Instructions for the task: Select the lines below containing the word "Read".

Provided material:
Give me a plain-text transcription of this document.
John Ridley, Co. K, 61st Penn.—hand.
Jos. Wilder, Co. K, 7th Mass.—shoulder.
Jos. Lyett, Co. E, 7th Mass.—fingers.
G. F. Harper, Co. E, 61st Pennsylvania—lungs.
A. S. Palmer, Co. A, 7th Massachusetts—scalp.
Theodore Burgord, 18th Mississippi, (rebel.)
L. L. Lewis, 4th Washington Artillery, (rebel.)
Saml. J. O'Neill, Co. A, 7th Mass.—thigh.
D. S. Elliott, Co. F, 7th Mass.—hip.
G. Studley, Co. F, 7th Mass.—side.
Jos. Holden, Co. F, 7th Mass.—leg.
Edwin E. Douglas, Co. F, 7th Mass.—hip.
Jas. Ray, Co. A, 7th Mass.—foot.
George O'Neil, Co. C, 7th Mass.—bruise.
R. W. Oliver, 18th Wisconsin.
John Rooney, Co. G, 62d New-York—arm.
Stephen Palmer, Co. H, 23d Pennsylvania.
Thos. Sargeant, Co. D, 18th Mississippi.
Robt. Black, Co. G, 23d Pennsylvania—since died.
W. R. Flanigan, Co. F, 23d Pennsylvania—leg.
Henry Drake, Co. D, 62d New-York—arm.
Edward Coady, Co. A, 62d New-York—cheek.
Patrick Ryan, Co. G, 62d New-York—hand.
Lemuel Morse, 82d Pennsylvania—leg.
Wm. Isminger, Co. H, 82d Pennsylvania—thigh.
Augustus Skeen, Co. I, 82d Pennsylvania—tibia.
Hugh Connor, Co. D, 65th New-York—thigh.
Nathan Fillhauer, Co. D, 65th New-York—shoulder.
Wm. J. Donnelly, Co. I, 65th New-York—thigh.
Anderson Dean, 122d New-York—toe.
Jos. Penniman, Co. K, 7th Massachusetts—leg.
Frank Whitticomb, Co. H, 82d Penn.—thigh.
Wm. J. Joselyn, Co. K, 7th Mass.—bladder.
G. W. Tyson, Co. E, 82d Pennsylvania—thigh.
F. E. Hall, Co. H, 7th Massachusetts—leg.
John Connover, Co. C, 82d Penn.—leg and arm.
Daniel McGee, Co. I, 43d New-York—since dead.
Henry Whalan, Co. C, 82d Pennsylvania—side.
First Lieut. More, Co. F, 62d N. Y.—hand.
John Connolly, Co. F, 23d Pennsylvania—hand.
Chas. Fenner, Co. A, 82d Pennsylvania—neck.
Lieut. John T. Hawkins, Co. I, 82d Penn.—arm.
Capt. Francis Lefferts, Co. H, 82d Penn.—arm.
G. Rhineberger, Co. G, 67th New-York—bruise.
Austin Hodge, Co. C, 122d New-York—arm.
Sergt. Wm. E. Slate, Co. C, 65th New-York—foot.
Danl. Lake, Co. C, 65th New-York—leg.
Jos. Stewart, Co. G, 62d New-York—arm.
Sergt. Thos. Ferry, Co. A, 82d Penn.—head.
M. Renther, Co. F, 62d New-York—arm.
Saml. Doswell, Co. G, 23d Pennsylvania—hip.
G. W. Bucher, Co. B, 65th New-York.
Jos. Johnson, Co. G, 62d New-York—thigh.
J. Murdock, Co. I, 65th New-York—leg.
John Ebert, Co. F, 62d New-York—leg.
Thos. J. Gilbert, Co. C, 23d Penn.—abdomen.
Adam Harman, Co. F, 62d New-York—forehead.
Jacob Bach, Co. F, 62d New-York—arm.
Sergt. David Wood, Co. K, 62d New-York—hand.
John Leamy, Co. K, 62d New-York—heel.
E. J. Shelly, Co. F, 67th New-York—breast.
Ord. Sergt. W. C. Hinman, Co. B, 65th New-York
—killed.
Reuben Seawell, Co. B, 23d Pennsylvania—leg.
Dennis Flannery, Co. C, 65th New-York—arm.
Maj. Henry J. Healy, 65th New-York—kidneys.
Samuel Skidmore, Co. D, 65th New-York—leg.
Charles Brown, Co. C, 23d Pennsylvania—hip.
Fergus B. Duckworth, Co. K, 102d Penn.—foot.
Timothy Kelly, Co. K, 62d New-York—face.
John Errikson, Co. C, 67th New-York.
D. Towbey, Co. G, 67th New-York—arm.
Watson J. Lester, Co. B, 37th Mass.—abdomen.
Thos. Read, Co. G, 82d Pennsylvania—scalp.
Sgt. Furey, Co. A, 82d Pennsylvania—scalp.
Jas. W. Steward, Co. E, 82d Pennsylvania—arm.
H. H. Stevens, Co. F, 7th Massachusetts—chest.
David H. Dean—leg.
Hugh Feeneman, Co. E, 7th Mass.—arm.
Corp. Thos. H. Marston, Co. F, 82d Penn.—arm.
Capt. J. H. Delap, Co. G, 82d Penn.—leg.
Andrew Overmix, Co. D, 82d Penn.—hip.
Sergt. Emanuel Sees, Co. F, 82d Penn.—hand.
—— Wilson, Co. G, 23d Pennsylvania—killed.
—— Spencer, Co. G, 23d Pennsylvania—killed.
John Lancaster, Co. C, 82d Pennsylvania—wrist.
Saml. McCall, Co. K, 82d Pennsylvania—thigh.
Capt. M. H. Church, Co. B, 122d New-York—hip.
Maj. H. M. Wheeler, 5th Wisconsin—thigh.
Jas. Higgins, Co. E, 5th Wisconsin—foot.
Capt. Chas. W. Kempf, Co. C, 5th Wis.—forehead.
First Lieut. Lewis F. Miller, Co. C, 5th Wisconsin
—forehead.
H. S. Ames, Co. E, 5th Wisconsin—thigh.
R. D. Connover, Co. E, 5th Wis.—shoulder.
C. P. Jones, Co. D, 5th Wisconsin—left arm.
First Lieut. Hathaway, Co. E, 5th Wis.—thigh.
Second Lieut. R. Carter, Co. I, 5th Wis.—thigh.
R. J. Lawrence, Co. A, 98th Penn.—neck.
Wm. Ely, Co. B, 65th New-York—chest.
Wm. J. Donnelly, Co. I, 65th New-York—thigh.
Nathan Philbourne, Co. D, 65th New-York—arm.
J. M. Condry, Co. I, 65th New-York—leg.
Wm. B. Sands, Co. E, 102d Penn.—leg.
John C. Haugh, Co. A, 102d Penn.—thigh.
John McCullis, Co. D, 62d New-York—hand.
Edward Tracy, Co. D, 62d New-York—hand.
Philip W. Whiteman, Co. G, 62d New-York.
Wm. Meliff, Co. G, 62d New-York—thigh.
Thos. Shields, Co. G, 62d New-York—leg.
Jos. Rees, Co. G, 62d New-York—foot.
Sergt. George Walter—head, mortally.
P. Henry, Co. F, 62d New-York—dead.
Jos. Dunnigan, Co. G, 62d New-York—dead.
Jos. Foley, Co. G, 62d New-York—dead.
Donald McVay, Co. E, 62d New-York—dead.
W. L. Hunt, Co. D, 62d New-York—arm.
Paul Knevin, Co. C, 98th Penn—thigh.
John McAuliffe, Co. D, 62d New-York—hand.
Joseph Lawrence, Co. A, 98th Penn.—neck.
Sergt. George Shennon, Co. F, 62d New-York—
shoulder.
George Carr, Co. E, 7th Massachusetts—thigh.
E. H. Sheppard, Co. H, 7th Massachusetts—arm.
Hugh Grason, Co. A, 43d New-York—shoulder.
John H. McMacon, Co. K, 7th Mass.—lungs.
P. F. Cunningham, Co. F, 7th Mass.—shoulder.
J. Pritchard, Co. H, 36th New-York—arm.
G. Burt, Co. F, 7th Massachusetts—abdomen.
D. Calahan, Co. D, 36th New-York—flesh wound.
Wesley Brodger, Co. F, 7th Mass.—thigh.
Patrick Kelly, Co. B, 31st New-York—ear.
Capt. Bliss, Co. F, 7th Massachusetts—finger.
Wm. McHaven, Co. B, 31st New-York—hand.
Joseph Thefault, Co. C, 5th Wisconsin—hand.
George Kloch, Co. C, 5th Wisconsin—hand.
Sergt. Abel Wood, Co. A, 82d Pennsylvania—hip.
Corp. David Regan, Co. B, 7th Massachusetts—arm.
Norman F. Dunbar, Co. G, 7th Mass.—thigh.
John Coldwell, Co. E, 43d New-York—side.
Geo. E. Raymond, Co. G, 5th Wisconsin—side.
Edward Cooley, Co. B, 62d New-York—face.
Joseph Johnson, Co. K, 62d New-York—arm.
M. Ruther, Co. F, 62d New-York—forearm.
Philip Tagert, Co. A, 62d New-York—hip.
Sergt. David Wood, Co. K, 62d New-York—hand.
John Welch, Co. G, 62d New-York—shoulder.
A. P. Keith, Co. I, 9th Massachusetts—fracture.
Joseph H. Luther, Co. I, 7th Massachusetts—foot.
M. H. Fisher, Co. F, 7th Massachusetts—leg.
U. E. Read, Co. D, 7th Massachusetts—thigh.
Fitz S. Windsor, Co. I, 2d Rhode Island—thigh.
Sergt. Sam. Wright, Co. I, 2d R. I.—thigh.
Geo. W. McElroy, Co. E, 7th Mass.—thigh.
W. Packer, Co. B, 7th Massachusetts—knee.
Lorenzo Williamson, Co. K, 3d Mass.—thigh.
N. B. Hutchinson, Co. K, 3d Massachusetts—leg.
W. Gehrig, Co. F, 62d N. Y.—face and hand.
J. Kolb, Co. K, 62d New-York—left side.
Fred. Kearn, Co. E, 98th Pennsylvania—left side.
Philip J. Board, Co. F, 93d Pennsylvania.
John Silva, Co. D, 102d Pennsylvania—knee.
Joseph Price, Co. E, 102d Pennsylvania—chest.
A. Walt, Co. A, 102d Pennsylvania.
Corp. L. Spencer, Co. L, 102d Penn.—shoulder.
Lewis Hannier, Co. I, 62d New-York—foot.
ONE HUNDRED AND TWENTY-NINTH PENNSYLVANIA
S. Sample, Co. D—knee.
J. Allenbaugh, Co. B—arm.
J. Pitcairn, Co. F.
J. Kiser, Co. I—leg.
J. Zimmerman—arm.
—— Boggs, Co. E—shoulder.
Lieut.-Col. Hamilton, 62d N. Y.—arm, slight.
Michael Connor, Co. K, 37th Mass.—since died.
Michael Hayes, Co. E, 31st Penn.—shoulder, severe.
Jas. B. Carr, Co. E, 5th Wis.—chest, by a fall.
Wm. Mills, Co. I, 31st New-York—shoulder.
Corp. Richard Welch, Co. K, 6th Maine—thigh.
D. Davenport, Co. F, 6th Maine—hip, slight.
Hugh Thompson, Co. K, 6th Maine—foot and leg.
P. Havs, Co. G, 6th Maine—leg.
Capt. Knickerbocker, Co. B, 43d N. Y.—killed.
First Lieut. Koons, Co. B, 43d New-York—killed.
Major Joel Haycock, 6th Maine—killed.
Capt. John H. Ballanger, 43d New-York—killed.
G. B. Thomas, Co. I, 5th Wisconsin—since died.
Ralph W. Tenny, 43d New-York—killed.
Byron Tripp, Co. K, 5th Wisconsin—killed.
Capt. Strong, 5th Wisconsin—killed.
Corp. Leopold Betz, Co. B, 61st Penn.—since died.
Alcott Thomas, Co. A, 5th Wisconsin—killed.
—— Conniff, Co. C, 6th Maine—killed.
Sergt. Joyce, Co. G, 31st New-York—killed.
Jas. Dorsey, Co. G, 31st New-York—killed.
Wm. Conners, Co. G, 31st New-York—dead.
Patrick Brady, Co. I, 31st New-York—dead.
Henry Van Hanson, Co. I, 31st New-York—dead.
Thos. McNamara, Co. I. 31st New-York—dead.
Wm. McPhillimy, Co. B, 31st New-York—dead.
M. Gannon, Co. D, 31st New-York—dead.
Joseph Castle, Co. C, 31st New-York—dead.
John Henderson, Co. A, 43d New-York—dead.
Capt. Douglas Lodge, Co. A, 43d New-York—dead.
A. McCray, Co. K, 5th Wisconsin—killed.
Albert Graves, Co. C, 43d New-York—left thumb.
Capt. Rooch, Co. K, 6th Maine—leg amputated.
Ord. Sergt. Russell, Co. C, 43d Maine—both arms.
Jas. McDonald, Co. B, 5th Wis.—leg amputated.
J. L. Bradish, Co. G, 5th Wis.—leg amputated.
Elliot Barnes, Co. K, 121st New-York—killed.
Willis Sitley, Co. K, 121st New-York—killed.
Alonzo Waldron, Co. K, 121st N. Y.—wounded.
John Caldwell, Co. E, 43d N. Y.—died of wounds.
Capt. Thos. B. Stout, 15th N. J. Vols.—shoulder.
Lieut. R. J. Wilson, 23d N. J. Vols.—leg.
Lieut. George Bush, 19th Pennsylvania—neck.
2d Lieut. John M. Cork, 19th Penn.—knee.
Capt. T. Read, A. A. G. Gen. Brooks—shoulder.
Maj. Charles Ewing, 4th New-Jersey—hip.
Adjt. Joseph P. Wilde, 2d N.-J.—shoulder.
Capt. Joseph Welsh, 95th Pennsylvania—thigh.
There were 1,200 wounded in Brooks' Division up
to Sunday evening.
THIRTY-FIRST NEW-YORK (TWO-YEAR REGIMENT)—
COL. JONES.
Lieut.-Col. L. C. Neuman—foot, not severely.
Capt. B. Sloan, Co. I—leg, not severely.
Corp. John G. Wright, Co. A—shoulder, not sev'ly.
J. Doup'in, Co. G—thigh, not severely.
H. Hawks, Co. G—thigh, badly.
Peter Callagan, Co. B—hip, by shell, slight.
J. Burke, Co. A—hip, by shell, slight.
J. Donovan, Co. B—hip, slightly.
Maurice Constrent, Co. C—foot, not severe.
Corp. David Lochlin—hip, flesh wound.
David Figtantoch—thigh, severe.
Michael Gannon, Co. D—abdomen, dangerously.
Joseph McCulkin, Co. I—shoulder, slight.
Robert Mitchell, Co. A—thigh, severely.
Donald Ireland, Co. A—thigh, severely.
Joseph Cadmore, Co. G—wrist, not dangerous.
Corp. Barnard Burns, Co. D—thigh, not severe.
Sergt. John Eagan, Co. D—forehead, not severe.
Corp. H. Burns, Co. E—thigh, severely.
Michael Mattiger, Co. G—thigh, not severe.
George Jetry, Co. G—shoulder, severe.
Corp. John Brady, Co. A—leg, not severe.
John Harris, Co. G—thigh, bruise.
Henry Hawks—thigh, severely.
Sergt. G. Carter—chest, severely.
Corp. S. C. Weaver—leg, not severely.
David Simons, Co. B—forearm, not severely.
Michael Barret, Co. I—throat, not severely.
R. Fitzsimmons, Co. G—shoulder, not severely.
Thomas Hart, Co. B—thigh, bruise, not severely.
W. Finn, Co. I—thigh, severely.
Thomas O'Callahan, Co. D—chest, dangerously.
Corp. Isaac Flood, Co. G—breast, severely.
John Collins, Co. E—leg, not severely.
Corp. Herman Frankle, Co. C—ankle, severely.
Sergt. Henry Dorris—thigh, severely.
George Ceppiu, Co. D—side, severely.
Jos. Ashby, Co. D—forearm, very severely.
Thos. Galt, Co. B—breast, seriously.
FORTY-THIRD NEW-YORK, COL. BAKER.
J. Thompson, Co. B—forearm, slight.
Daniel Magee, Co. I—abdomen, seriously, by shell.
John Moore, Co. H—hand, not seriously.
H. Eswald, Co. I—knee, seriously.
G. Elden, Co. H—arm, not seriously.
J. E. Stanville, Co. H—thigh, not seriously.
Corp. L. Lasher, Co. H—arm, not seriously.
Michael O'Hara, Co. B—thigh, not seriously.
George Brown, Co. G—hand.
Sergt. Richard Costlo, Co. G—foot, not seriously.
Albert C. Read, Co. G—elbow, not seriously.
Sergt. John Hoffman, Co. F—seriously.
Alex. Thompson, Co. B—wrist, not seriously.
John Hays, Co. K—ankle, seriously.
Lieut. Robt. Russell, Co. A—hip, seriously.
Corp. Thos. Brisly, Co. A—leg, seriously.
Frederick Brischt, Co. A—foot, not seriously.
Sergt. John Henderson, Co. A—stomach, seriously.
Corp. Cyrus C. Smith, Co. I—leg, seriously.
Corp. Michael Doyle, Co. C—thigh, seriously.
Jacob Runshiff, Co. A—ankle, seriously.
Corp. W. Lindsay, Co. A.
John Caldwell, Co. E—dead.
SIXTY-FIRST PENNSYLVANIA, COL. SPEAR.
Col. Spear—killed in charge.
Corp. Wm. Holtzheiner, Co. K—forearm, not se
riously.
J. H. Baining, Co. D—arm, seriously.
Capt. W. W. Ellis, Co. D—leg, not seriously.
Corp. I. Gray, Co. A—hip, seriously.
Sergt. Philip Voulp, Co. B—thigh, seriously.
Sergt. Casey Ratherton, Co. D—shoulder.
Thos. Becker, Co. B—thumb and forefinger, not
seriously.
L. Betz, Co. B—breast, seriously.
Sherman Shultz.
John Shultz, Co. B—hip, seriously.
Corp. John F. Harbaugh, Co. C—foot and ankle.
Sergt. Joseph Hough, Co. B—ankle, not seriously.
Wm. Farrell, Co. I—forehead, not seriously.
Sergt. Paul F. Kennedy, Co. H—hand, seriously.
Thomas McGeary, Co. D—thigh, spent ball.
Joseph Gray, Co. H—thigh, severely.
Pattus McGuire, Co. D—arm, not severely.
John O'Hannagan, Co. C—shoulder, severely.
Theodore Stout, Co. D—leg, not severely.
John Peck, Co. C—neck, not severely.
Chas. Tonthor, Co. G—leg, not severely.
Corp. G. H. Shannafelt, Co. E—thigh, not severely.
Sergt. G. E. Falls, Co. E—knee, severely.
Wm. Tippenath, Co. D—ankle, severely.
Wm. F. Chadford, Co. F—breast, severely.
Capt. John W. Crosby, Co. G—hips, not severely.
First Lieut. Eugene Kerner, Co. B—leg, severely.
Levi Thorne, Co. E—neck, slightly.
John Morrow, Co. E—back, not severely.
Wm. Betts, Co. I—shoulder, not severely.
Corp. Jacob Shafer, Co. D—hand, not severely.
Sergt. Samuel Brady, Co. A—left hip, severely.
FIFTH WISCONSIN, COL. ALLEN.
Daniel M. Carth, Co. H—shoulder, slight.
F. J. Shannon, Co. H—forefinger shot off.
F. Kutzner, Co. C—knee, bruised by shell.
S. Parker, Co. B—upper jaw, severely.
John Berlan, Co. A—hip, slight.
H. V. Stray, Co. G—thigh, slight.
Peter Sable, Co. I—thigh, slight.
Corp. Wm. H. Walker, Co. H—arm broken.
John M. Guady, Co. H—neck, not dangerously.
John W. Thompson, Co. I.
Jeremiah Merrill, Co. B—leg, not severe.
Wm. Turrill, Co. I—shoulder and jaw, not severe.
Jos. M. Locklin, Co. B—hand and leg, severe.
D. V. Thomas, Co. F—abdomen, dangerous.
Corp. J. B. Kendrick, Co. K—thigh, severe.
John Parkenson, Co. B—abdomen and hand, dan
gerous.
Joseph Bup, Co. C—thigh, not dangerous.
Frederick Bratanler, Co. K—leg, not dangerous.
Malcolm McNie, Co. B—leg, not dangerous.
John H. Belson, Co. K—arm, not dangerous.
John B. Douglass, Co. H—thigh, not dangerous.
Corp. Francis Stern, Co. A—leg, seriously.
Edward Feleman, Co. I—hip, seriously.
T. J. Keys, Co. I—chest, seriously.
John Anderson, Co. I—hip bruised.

Output for this exercise:
Thos. Read, Co. G, 82d Pennsylvania—scalp.
U. E. Read, Co. D, 7th Massachusetts—thigh.
Capt. T. Read, A. A. G. Gen. Brooks—shoulder.
Albert C. Read, Co. G—elbow, not seriously.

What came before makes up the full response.